Data entries:
— BEGIN —
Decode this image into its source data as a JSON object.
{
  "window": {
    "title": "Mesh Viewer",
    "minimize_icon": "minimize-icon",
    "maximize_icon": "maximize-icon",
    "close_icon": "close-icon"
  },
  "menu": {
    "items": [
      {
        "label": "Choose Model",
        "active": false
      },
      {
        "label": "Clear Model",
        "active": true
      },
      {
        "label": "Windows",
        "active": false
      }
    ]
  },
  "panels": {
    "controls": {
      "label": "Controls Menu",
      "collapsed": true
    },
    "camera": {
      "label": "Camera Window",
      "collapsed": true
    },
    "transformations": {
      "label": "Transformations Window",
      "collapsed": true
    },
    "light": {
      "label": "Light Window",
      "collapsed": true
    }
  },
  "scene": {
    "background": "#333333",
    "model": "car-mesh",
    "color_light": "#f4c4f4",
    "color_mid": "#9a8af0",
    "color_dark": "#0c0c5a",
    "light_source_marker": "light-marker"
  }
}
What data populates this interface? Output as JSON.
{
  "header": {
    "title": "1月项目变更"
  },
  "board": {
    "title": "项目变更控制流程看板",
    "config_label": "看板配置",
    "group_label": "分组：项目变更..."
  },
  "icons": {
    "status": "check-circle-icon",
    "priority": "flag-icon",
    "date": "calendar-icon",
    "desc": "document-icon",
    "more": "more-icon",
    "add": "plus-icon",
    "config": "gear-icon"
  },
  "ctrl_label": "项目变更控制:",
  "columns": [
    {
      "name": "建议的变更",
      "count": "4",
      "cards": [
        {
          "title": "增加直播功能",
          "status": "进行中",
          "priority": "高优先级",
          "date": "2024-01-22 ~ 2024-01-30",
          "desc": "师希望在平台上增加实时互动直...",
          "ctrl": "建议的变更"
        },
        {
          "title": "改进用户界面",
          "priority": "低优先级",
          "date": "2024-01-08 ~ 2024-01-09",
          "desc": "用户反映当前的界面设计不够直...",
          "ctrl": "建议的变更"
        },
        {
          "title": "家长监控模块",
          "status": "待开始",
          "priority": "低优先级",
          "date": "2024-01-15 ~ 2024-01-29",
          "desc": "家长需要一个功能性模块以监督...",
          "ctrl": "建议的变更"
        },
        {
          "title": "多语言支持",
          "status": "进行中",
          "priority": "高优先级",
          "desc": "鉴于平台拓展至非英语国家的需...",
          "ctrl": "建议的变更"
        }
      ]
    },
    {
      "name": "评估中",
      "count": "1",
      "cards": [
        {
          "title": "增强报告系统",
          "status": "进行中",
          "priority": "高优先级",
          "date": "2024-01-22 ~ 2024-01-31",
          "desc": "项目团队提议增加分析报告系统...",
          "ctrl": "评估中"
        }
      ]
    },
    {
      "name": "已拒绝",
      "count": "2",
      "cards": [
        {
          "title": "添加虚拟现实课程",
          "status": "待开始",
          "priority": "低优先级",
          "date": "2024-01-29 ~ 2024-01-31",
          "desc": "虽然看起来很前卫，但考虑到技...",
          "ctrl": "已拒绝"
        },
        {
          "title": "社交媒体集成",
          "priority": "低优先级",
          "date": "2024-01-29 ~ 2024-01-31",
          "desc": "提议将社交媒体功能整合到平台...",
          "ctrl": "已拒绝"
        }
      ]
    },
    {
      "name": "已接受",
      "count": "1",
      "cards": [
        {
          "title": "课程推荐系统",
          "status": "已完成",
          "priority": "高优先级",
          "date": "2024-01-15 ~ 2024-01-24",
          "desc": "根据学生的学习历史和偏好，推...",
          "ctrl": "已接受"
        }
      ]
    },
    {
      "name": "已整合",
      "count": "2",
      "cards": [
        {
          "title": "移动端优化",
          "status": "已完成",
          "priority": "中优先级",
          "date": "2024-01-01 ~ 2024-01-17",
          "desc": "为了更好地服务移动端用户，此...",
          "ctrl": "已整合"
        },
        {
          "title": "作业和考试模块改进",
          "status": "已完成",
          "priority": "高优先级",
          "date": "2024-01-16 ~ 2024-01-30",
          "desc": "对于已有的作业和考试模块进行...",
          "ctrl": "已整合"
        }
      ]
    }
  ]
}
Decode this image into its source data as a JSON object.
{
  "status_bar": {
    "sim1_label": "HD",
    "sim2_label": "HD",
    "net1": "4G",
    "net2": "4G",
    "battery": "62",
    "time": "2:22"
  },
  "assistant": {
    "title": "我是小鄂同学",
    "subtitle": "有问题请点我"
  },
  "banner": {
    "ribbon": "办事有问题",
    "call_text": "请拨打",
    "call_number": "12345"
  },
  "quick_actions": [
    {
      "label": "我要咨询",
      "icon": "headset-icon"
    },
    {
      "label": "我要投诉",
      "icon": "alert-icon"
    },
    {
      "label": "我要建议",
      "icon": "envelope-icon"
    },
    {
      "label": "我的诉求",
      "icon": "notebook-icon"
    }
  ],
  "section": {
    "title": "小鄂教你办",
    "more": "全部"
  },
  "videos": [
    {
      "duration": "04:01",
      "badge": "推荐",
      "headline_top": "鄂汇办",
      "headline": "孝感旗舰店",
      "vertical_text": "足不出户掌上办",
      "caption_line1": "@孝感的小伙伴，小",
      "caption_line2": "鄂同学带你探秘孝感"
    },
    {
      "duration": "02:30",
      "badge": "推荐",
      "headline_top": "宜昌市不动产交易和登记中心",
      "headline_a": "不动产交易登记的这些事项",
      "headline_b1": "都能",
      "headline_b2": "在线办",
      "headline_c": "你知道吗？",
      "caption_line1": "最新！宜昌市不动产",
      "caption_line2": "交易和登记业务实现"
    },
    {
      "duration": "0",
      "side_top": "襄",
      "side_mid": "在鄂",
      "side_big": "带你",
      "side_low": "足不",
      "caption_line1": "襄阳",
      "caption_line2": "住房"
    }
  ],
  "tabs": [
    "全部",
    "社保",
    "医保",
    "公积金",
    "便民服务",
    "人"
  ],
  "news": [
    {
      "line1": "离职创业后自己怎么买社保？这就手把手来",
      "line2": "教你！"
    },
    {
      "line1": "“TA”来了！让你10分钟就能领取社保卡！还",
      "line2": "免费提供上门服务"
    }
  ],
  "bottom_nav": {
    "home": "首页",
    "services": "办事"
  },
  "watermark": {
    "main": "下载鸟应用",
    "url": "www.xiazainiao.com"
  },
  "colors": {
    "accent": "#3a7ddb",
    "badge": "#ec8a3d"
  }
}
— END —
What you will do:
Write out every line of the material again, exactly as it reads.

Task solution:
Decode this image into its source data as a JSON object.
{
  "window": {
    "title": "Mesh Viewer",
    "minimize_icon": "minimize-icon",
    "maximize_icon": "maximize-icon",
    "close_icon": "close-icon"
  },
  "menu": {
    "items": [
      {
        "label": "Choose Model",
        "active": false
      },
      {
        "label": "Clear Model",
        "active": true
      },
      {
        "label": "Windows",
        "active": false
      }
    ]
  },
  "panels": {
    "controls": {
      "label": "Controls Menu",
      "collapsed": true
    },
    "camera": {
      "label": "Camera Window",
      "collapsed": true
    },
    "transformations": {
      "label": "Transformations Window",
      "collapsed": true
    },
    "light": {
      "label": "Light Window",
      "collapsed": true
    }
  },
  "scene": {
    "background": "#333333",
    "model": "car-mesh",
    "color_light": "#f4c4f4",
    "color_mid": "#9a8af0",
    "color_dark": "#0c0c5a",
    "light_source_marker": "light-marker"
  }
}
What data populates this interface? Output as JSON.
{
  "header": {
    "title": "1月项目变更"
  },
  "board": {
    "title": "项目变更控制流程看板",
    "config_label": "看板配置",
    "group_label": "分组：项目变更..."
  },
  "icons": {
    "status": "check-circle-icon",
    "priority": "flag-icon",
    "date": "calendar-icon",
    "desc": "document-icon",
    "more": "more-icon",
    "add": "plus-icon",
    "config": "gear-icon"
  },
  "ctrl_label": "项目变更控制:",
  "columns": [
    {
      "name": "建议的变更",
      "count": "4",
      "cards": [
        {
          "title": "增加直播功能",
          "status": "进行中",
          "priority": "高优先级",
          "date": "2024-01-22 ~ 2024-01-30",
          "desc": "师希望在平台上增加实时互动直...",
          "ctrl": "建议的变更"
        },
        {
          "title": "改进用户界面",
          "priority": "低优先级",
          "date": "2024-01-08 ~ 2024-01-09",
          "desc": "用户反映当前的界面设计不够直...",
          "ctrl": "建议的变更"
        },
        {
          "title": "家长监控模块",
          "status": "待开始",
          "priority": "低优先级",
          "date": "2024-01-15 ~ 2024-01-29",
          "desc": "家长需要一个功能性模块以监督...",
          "ctrl": "建议的变更"
        },
        {
          "title": "多语言支持",
          "status": "进行中",
          "priority": "高优先级",
          "desc": "鉴于平台拓展至非英语国家的需...",
          "ctrl": "建议的变更"
        }
      ]
    },
    {
      "name": "评估中",
      "count": "1",
      "cards": [
        {
          "title": "增强报告系统",
          "status": "进行中",
          "priority": "高优先级",
          "date": "2024-01-22 ~ 2024-01-31",
          "desc": "项目团队提议增加分析报告系统...",
          "ctrl": "评估中"
        }
      ]
    },
    {
      "name": "已拒绝",
      "count": "2",
      "cards": [
        {
          "title": "添加虚拟现实课程",
          "status": "待开始",
          "priority": "低优先级",
          "date": "2024-01-29 ~ 2024-01-31",
          "desc": "虽然看起来很前卫，但考虑到技...",
          "ctrl": "已拒绝"
        },
        {
          "title": "社交媒体集成",
          "priority": "低优先级",
          "date": "2024-01-29 ~ 2024-01-31",
          "desc": "提议将社交媒体功能整合到平台...",
          "ctrl": "已拒绝"
        }
      ]
    },
    {
      "name": "已接受",
      "count": "1",
      "cards": [
        {
          "title": "课程推荐系统",
          "status": "已完成",
          "priority": "高优先级",
          "date": "2024-01-15 ~ 2024-01-24",
          "desc": "根据学生的学习历史和偏好，推...",
          "ctrl": "已接受"
        }
      ]
    },
    {
      "name": "已整合",
      "count": "2",
      "cards": [
        {
          "title": "移动端优化",
          "status": "已完成",
          "priority": "中优先级",
          "date": "2024-01-01 ~ 2024-01-17",
          "desc": "为了更好地服务移动端用户，此...",
          "ctrl": "已整合"
        },
        {
          "title": "作业和考试模块改进",
          "status": "已完成",
          "priority": "高优先级",
          "date": "2024-01-16 ~ 2024-01-30",
          "desc": "对于已有的作业和考试模块进行...",
          "ctrl": "已整合"
        }
      ]
    }
  ]
}
Decode this image into its source data as a JSON object.
{
  "status_bar": {
    "sim1_label": "HD",
    "sim2_label": "HD",
    "net1": "4G",
    "net2": "4G",
    "battery": "62",
    "time": "2:22"
  },
  "assistant": {
    "title": "我是小鄂同学",
    "subtitle": "有问题请点我"
  },
  "banner": {
    "ribbon": "办事有问题",
    "call_text": "请拨打",
    "call_number": "12345"
  },
  "quick_actions": [
    {
      "label": "我要咨询",
      "icon": "headset-icon"
    },
    {
      "label": "我要投诉",
      "icon": "alert-icon"
    },
    {
      "label": "我要建议",
      "icon": "envelope-icon"
    },
    {
      "label": "我的诉求",
      "icon": "notebook-icon"
    }
  ],
  "section": {
    "title": "小鄂教你办",
    "more": "全部"
  },
  "videos": [
    {
      "duration": "04:01",
      "badge": "推荐",
      "headline_top": "鄂汇办",
      "headline": "孝感旗舰店",
      "vertical_text": "足不出户掌上办",
      "caption_line1": "@孝感的小伙伴，小",
      "caption_line2": "鄂同学带你探秘孝感"
    },
    {
      "duration": "02:30",
      "badge": "推荐",
      "headline_top": "宜昌市不动产交易和登记中心",
      "headline_a": "不动产交易登记的这些事项",
      "headline_b1": "都能",
      "headline_b2": "在线办",
      "headline_c": "你知道吗？",
      "caption_line1": "最新！宜昌市不动产",
      "caption_line2": "交易和登记业务实现"
    },
    {
      "duration": "0",
      "side_top": "襄",
      "side_mid": "在鄂",
      "side_big": "带你",
      "side_low": "足不",
      "caption_line1": "襄阳",
      "caption_line2": "住房"
    }
  ],
  "tabs": [
    "全部",
    "社保",
    "医保",
    "公积金",
    "便民服务",
    "人"
  ],
  "news": [
    {
      "line1": "离职创业后自己怎么买社保？这就手把手来",
      "line2": "教你！"
    },
    {
      "line1": "“TA”来了！让你10分钟就能领取社保卡！还",
      "line2": "免费提供上门服务"
    }
  ],
  "bottom_nav": {
    "home": "首页",
    "services": "办事"
  },
  "watermark": {
    "main": "下载鸟应用",
    "url": "www.xiazainiao.com"
  },
  "colors": {
    "accent": "#3a7ddb",
    "badge": "#ec8a3d"
  }
}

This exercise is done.